WHAT YOU ARE ASKED TO DO:
Read the entries below and pull out each line with the string "JSON".

SUPPLIED INFORMATION:
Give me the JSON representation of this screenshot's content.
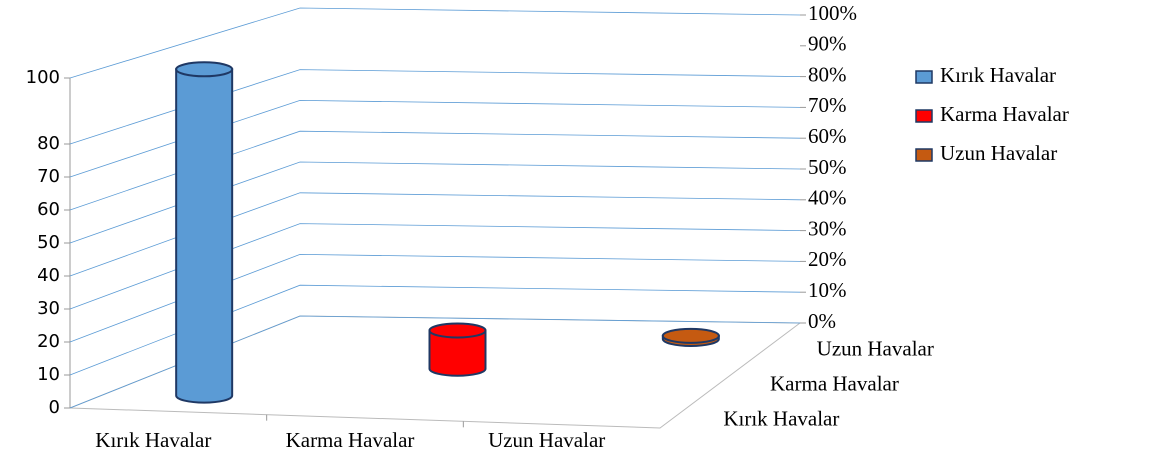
{
  "chart_data": {
    "type": "bar3d",
    "categories": [
      "Kırık Havalar",
      "Karma Havalar",
      "Uzun Havalar"
    ],
    "depth_categories": [
      "Kırık Havalar",
      "Karma Havalar",
      "Uzun Havalar"
    ],
    "series": [
      {
        "name": "Kırık Havalar",
        "color": "#5b9bd5",
        "values": [
          100,
          null,
          null
        ]
      },
      {
        "name": "Karma Havalar",
        "color": "#ff0000",
        "values": [
          null,
          12,
          null
        ]
      },
      {
        "name": "Uzun Havalar",
        "color": "#c55a11",
        "values": [
          null,
          null,
          1
        ]
      }
    ],
    "ylim": [
      0,
      100
    ],
    "yticks": [
      0,
      10,
      20,
      30,
      40,
      50,
      60,
      70,
      80,
      100
    ],
    "y2lim": [
      0,
      100
    ],
    "y2ticks": [
      {
        "value": 0,
        "label": "0%"
      },
      {
        "value": 10,
        "label": "10%"
      },
      {
        "value": 20,
        "label": "20%"
      },
      {
        "value": 30,
        "label": "30%"
      },
      {
        "value": 40,
        "label": "40%"
      },
      {
        "value": 50,
        "label": "50%"
      },
      {
        "value": 60,
        "label": "60%"
      },
      {
        "value": 70,
        "label": "70%"
      },
      {
        "value": 80,
        "label": "80%"
      },
      {
        "value": 90,
        "label": "90%"
      },
      {
        "value": 100,
        "label": "100%"
      }
    ],
    "grid": true,
    "legend": "right"
  }
}
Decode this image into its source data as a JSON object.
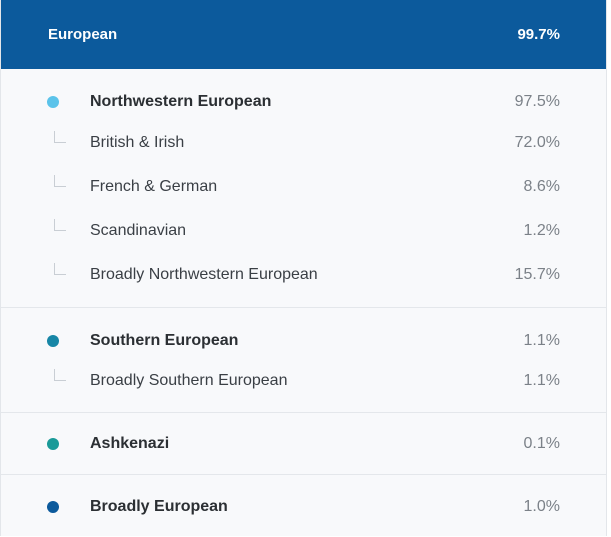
{
  "header": {
    "label": "European",
    "percent": "99.7%"
  },
  "groups": [
    {
      "main": {
        "label": "Northwestern European",
        "percent": "97.5%",
        "color": "#5bc3ea"
      },
      "subs": [
        {
          "label": "British & Irish",
          "percent": "72.0%"
        },
        {
          "label": "French & German",
          "percent": "8.6%"
        },
        {
          "label": "Scandinavian",
          "percent": "1.2%"
        },
        {
          "label": "Broadly Northwestern European",
          "percent": "15.7%"
        }
      ]
    },
    {
      "main": {
        "label": "Southern European",
        "percent": "1.1%",
        "color": "#1786a6"
      },
      "subs": [
        {
          "label": "Broadly Southern European",
          "percent": "1.1%"
        }
      ]
    },
    {
      "main": {
        "label": "Ashkenazi",
        "percent": "0.1%",
        "color": "#1a9a98"
      },
      "subs": []
    },
    {
      "main": {
        "label": "Broadly European",
        "percent": "1.0%",
        "color": "#0c5a9c"
      },
      "subs": []
    }
  ]
}
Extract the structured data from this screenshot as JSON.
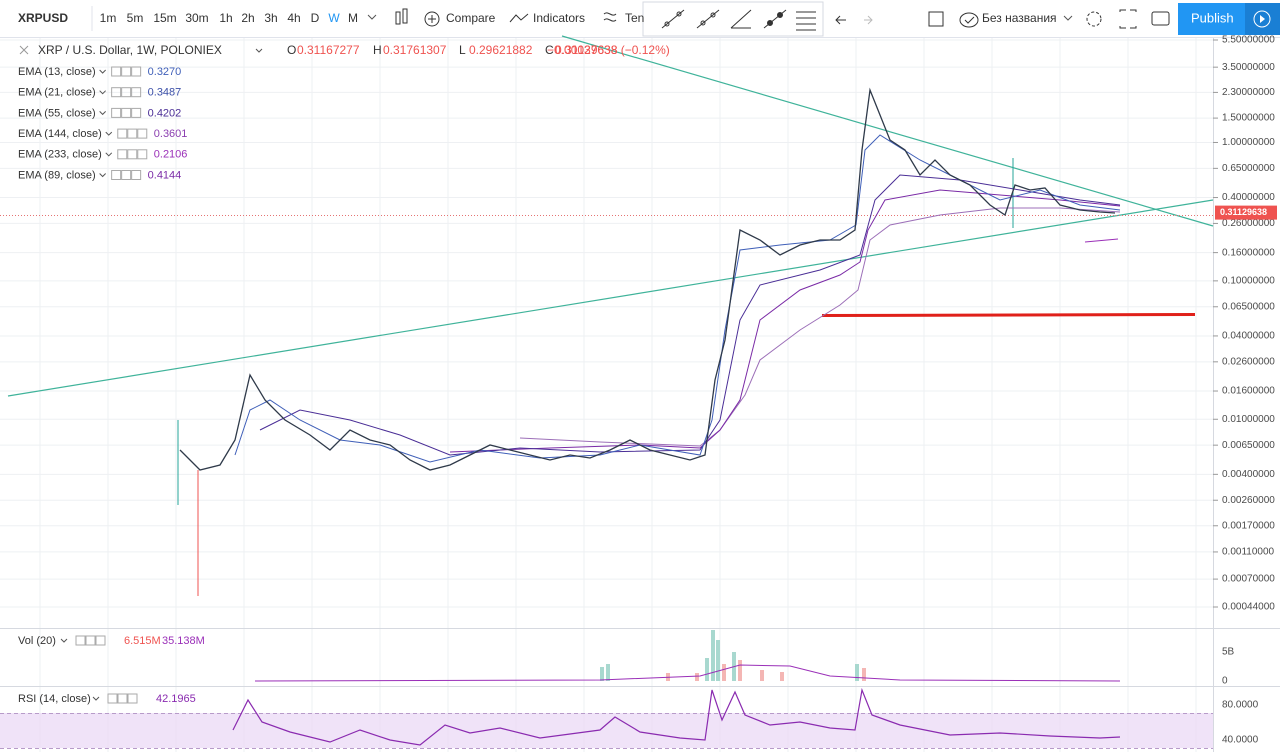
{
  "toolbar": {
    "symbol": "XRPUSD",
    "intervals": [
      "1m",
      "5m",
      "15m",
      "30m",
      "1h",
      "2h",
      "3h",
      "4h",
      "D",
      "W",
      "M"
    ],
    "compare": "Compare",
    "indicators": "Indicators",
    "templates": "Ten",
    "layout_name": "Без названия",
    "publish": "Publish"
  },
  "legend": {
    "title": "XRP / U.S. Dollar, 1W, POLONIEX",
    "ohlc": [
      {
        "label": "O",
        "value": "0.31167277"
      },
      {
        "label": "H",
        "value": "0.31761307"
      },
      {
        "label": "L",
        "value": "0.29621882"
      },
      {
        "label": "C",
        "value": "0.31129638"
      }
    ],
    "change": "−0.00037638 (−0.12%)"
  },
  "indicators": [
    {
      "name": "EMA (13, close)",
      "value": "0.3270",
      "color": "#3f5fb8"
    },
    {
      "name": "EMA (21, close)",
      "value": "0.3487",
      "color": "#3b4fa8"
    },
    {
      "name": "EMA (55, close)",
      "value": "0.4202",
      "color": "#4a2e96"
    },
    {
      "name": "EMA (144, close)",
      "value": "0.3601",
      "color": "#8b3fb0"
    },
    {
      "name": "EMA (233, close)",
      "value": "0.2106",
      "color": "#9a2fb8"
    },
    {
      "name": "EMA (89, close)",
      "value": "0.4144",
      "color": "#7a2aa6"
    }
  ],
  "price_axis": {
    "ticks": [
      "5.50000000",
      "3.50000000",
      "2.30000000",
      "1.50000000",
      "1.00000000",
      "0.65000000",
      "0.40000000",
      "0.26000000",
      "0.16000000",
      "0.10000000",
      "0.06500000",
      "0.04000000",
      "0.02600000",
      "0.01600000",
      "0.01000000",
      "0.00650000",
      "0.00400000",
      "0.00260000",
      "0.00170000",
      "0.00110000",
      "0.00070000",
      "0.00044000"
    ],
    "current": "0.31129638"
  },
  "volume": {
    "name": "Vol (20)",
    "values": [
      "6.515M",
      "35.138M"
    ],
    "ticks": [
      "5B",
      "0"
    ]
  },
  "rsi": {
    "name": "RSI (14, close)",
    "value": "42.1965",
    "ticks": [
      "80.0000",
      "40.0000"
    ]
  }
}
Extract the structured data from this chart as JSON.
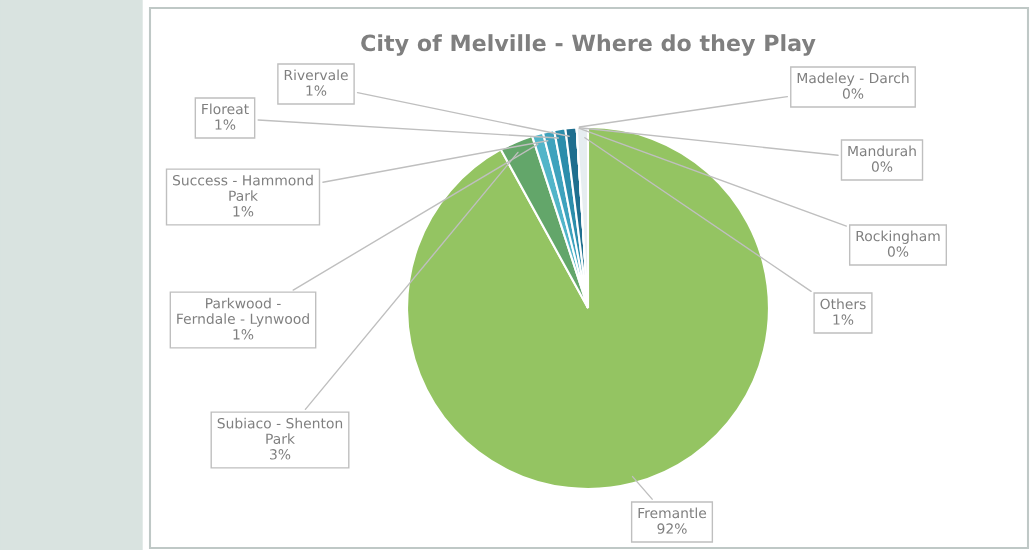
{
  "chart_data": {
    "type": "pie",
    "title": "City of Melville - Where do they Play",
    "categories": [
      "Fremantle",
      "Subiaco - Shenton Park",
      "Parkwood - Ferndale - Lynwood",
      "Success - Hammond Park",
      "Floreat",
      "Rivervale",
      "Madeley - Darch",
      "Mandurah",
      "Rockingham",
      "Others"
    ],
    "values": [
      92,
      3,
      1,
      1,
      1,
      1,
      0,
      0,
      0,
      1
    ],
    "value_labels": [
      "92%",
      "3%",
      "1%",
      "1%",
      "1%",
      "1%",
      "0%",
      "0%",
      "0%",
      "1%"
    ],
    "colors": [
      "#94c462",
      "#63a66a",
      "#52b5c9",
      "#3ea2bd",
      "#2b8dab",
      "#1f6f8f",
      "#1b5a7a",
      "#244e6e",
      "#2e4a63",
      "#e6edf0"
    ],
    "legend": false
  }
}
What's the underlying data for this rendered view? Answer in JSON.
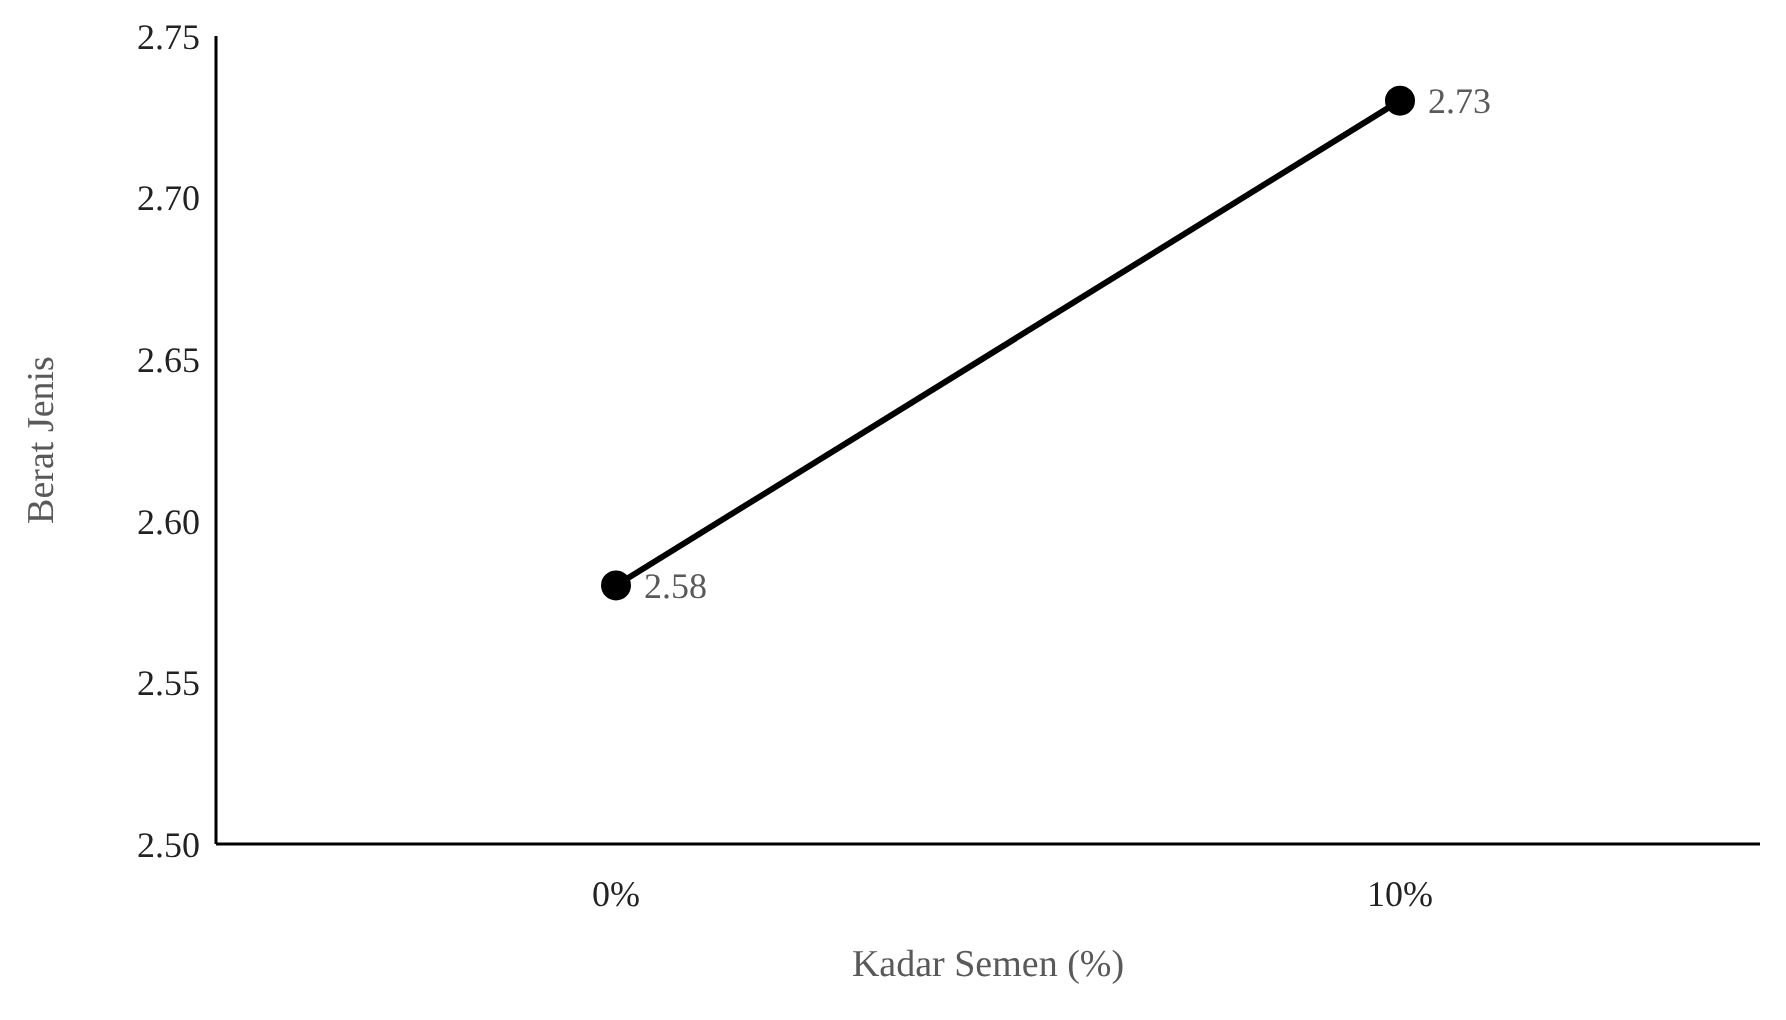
{
  "chart_data": {
    "type": "line",
    "xlabel": "Kadar Semen (%)",
    "ylabel": "Berat Jenis",
    "categories": [
      "0%",
      "10%"
    ],
    "series": [
      {
        "color": "#000000",
        "values": [
          2.58,
          2.73
        ]
      }
    ],
    "ylim": [
      2.5,
      2.75
    ],
    "yticks": [
      {
        "value": 2.5,
        "label": "2.50"
      },
      {
        "value": 2.55,
        "label": "2.55"
      },
      {
        "value": 2.6,
        "label": "2.60"
      },
      {
        "value": 2.65,
        "label": "2.65"
      },
      {
        "value": 2.7,
        "label": "2.70"
      },
      {
        "value": 2.75,
        "label": "2.75"
      }
    ],
    "grid": false,
    "legend": false,
    "marker": "circle",
    "line_style": "solid",
    "data_labels": true
  }
}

ANSWER TO THIS TASK:
Give me the JSON representation of this screenshot's content.
Decode this image into its source data as a JSON object.
Extract the structured data from this screenshot as JSON.
Extract the structured data from this chart as JSON.
What's the underlying data for this rendered view? Answer in JSON.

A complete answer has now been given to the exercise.